Saat menulis ini pun, ada goresan perlahan di hati saya, Mas. Teringat suatu peristiwa beberapa tahun lalu yg membuat ibu saya sedih, marah, hingga tumpahlah air matanya. Itu karen kedurhakaanku saat itu. Alhamdulillah, hanya terjadi sesaat. Cukup sekali saja aku membuatnya menangis.

Mari kita berdoa untuk kebaikan beliau, mas.

Anonymous said...

Berulang kali saya menulis cerita tentang ibu, tapi ketika membaca tuisan sendiri takpernah se menyen tuh ini....

Irham Sya'roni said...

@Anonim terima kasih, Mas/Mbak Anonim. Hehe... Awalnya sekadar hendak menegur diri sendiri, namun jika ternyata membawa manfaat buat yg lain, tentu saya bersyukur sekali.

Asalasah said...

Subhanallah.. mantaaapp.. kisah yang mengharukan.. itulah saat kita terikut setan sehingga melupakan sekian banyak hal baik yang telah dilakukan ibu untuk kita.. waaa.. terharu gan...
dan ngemeng2 pmilik tokonya pun baik bgt yaa... mau ngasih gratis.. hahah
semoga org yang dmikian masih banyak yaa.. haha :D

Akhmad Muhaimin Azzet said...

> [Data yang Diberikan]:
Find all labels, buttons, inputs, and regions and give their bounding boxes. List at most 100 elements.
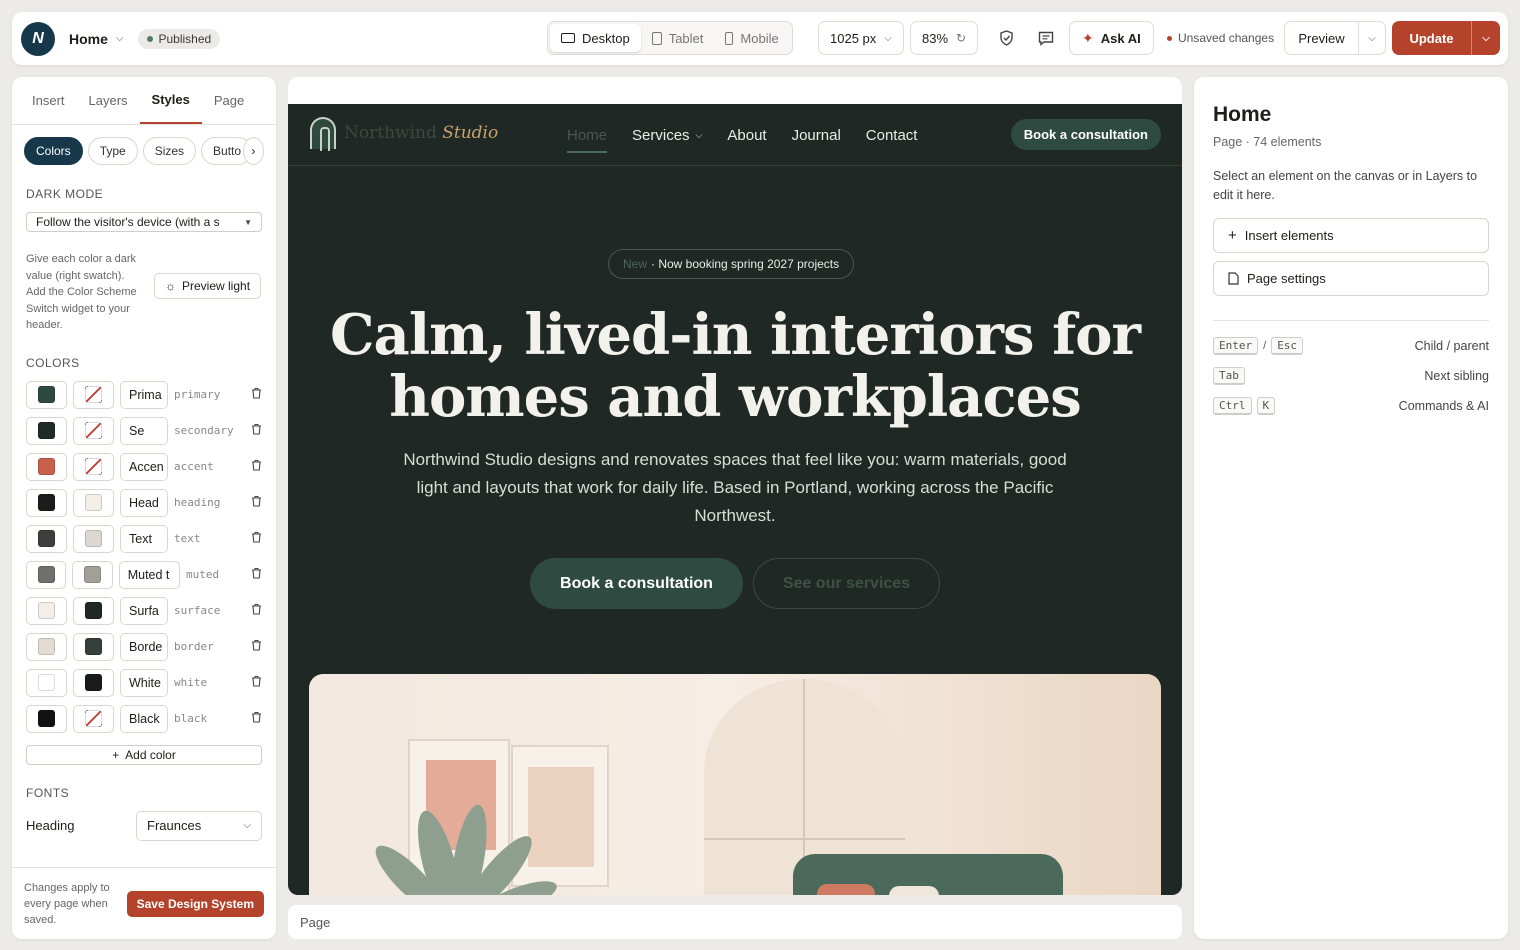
tab-insert[interactable]: Insert — [20, 77, 77, 124]
site-header[interactable]: Northwind Studio Home Services ⌵ About Jo… — [288, 104, 1182, 166]
color-name-input[interactable]: Borde — [120, 632, 168, 661]
site-nav-home[interactable]: Home — [567, 104, 608, 166]
dark-swatch-button[interactable] — [73, 488, 114, 517]
divider — [1213, 320, 1489, 321]
hero-title[interactable]: Calm, lived-in interiors for homes and w… — [328, 304, 1142, 428]
trash-icon[interactable] — [251, 603, 262, 618]
hero-primary-button[interactable]: Book a consultation — [530, 558, 743, 609]
site-brand[interactable]: Northwind Studio — [310, 117, 499, 151]
chip-type[interactable]: Type — [87, 137, 138, 165]
trash-icon[interactable] — [251, 711, 262, 726]
color-swatch — [38, 422, 55, 439]
device-tablet[interactable]: Tablet — [641, 24, 715, 52]
canvas[interactable]: Northwind Studio Home Services ⌵ About Jo… — [288, 77, 1182, 895]
light-swatch-button[interactable] — [26, 596, 67, 625]
dark-mode-select[interactable]: Follow the visitor's device (with a s ▼ — [26, 212, 262, 232]
dark-swatch-button[interactable] — [73, 632, 114, 661]
device-desktop[interactable]: Desktop — [550, 24, 641, 52]
light-swatch-button[interactable] — [26, 416, 67, 445]
update-button[interactable]: Update — [1392, 21, 1472, 55]
insert-elements-button[interactable]: + Insert elements — [1213, 218, 1489, 253]
color-row-primary: Prima primary — [12, 377, 276, 413]
preview-options-button[interactable]: ⌵ — [1359, 22, 1385, 54]
tab-page[interactable]: Page — [202, 77, 256, 124]
update-options-button[interactable]: ⌵ — [1472, 21, 1500, 55]
trash-icon[interactable] — [251, 675, 262, 690]
canvas-width-select[interactable]: 1025 px ⌵ — [818, 21, 904, 55]
hero-primary-label: Book a consultation — [560, 574, 713, 592]
app-logo[interactable]: N — [21, 21, 55, 56]
site-nav-links: Home Services ⌵ About Journal Contact — [567, 104, 917, 166]
shield-icon[interactable] — [995, 27, 1017, 49]
device-mobile[interactable]: Mobile — [714, 24, 789, 52]
logo-letter: N — [32, 29, 44, 47]
heading-font-select[interactable]: Fraunces ⌵ — [136, 810, 262, 841]
dark-swatch-button[interactable] — [73, 524, 114, 553]
site-nav-services[interactable]: Services ⌵ — [632, 104, 702, 166]
preview-light-button[interactable]: ☼ Preview light — [154, 273, 262, 299]
dark-swatch-button[interactable] — [72, 560, 113, 589]
light-swatch-button[interactable] — [26, 560, 67, 589]
announcement-pill[interactable]: New · Now booking spring 2027 projects — [608, 249, 855, 279]
page-switcher[interactable]: Home ⌵ — [69, 31, 124, 47]
color-name-input[interactable]: Muted t — [118, 560, 180, 589]
site-nav-contact[interactable]: Contact — [866, 104, 918, 166]
color-name-input[interactable]: White — [120, 668, 168, 697]
dark-swatch-button[interactable] — [73, 380, 114, 409]
color-name-input[interactable]: Prima — [120, 380, 168, 409]
hero-secondary-button[interactable]: See our services — [753, 558, 940, 609]
dark-swatch-button[interactable] — [73, 416, 114, 445]
color-name-input[interactable]: Surfa — [120, 596, 168, 625]
chip-colors[interactable]: Colors — [24, 137, 83, 165]
trash-icon[interactable] — [251, 387, 262, 402]
preview-button[interactable]: Preview — [1285, 22, 1359, 54]
trash-icon[interactable] — [251, 495, 262, 510]
hero-illustration[interactable] — [309, 674, 1161, 895]
chevron-right-icon[interactable]: › — [242, 137, 264, 165]
dark-swatch-button[interactable] — [73, 704, 114, 733]
page-settings-button[interactable]: Page settings — [1213, 261, 1489, 296]
trash-icon[interactable] — [251, 531, 262, 546]
update-label: Update — [1409, 30, 1454, 46]
site-nav-about[interactable]: About — [727, 104, 766, 166]
color-name-input[interactable]: Black — [120, 704, 168, 733]
zoom-control[interactable]: 83% ↻ — [910, 21, 979, 55]
trash-icon[interactable] — [251, 423, 262, 438]
preview-button-group: Preview ⌵ — [1284, 21, 1386, 55]
color-name-input[interactable]: Head — [120, 488, 168, 517]
site-preview[interactable]: Northwind Studio Home Services ⌵ About Jo… — [288, 104, 1182, 895]
dark-swatch-button[interactable] — [73, 668, 114, 697]
canvas-breadcrumb[interactable]: Page — [288, 905, 1182, 939]
color-name-input[interactable]: Se — [120, 416, 168, 445]
light-swatch-button[interactable] — [26, 452, 67, 481]
comments-icon[interactable] — [1035, 27, 1057, 49]
color-swatch — [84, 566, 102, 583]
trash-icon[interactable] — [251, 567, 262, 582]
trash-icon[interactable] — [251, 459, 262, 474]
ask-ai-button[interactable]: ✦ Ask AI — [1069, 21, 1154, 55]
light-swatch-button[interactable] — [26, 380, 67, 409]
light-swatch-button[interactable] — [26, 524, 67, 553]
site-nav-journal[interactable]: Journal — [792, 104, 841, 166]
light-swatch-button[interactable] — [26, 704, 67, 733]
color-token: muted — [186, 568, 220, 581]
tab-layers[interactable]: Layers — [77, 77, 140, 124]
preview-label: Preview — [1298, 30, 1345, 46]
color-swatch — [38, 710, 55, 727]
dark-swatch-button[interactable] — [73, 596, 114, 625]
chip-sizes[interactable]: Sizes — [142, 137, 197, 165]
dark-swatch-button[interactable] — [73, 452, 114, 481]
light-swatch-button[interactable] — [26, 488, 67, 517]
light-swatch-button[interactable] — [26, 668, 67, 697]
brand-name-italic: Studio — [442, 123, 499, 143]
color-name-input[interactable]: Text — [120, 524, 168, 553]
trash-icon[interactable] — [251, 639, 262, 654]
tab-styles[interactable]: Styles — [139, 77, 202, 124]
inspector-panel: Home Page · 74 elements Select an elemen… — [1194, 77, 1508, 939]
add-color-button[interactable]: + Add color — [26, 744, 262, 765]
save-design-system-button[interactable]: Save Design System — [126, 890, 264, 917]
light-swatch-button[interactable] — [26, 632, 67, 661]
color-name-input[interactable]: Accen — [120, 452, 168, 481]
site-header-cta[interactable]: Book a consultation — [1010, 119, 1161, 150]
hero-subtitle[interactable]: Northwind Studio designs and renovates s… — [398, 446, 1072, 530]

> [Tantangan]: Tulis ulang sebagian teks sumber, mulai pada kata-kata "Irham Sya'roni said..." dan berhenti setelah "waaa.. terharu gan...". Ganti "setan" dengan "hawa nafsu". Daftar tersebut tidak ada hubungannya dengan teks sumber.

> [Jawaban]:
Irham Sya'roni said...

@Anonim terima kasih, Mas/Mbak Anonim. Hehe... Awalnya sekadar hendak menegur diri sendiri, namun jika ternyata membawa manfaat buat yg lain, tentu saya bersyukur sekali.

Asalasah said...

Subhanallah.. mantaaapp.. kisah yang mengharukan.. itulah saat kita terikut hawa nafsu sehingga melupakan sekian banyak hal baik yang telah dilakukan ibu untuk kita.. waaa.. terharu gan...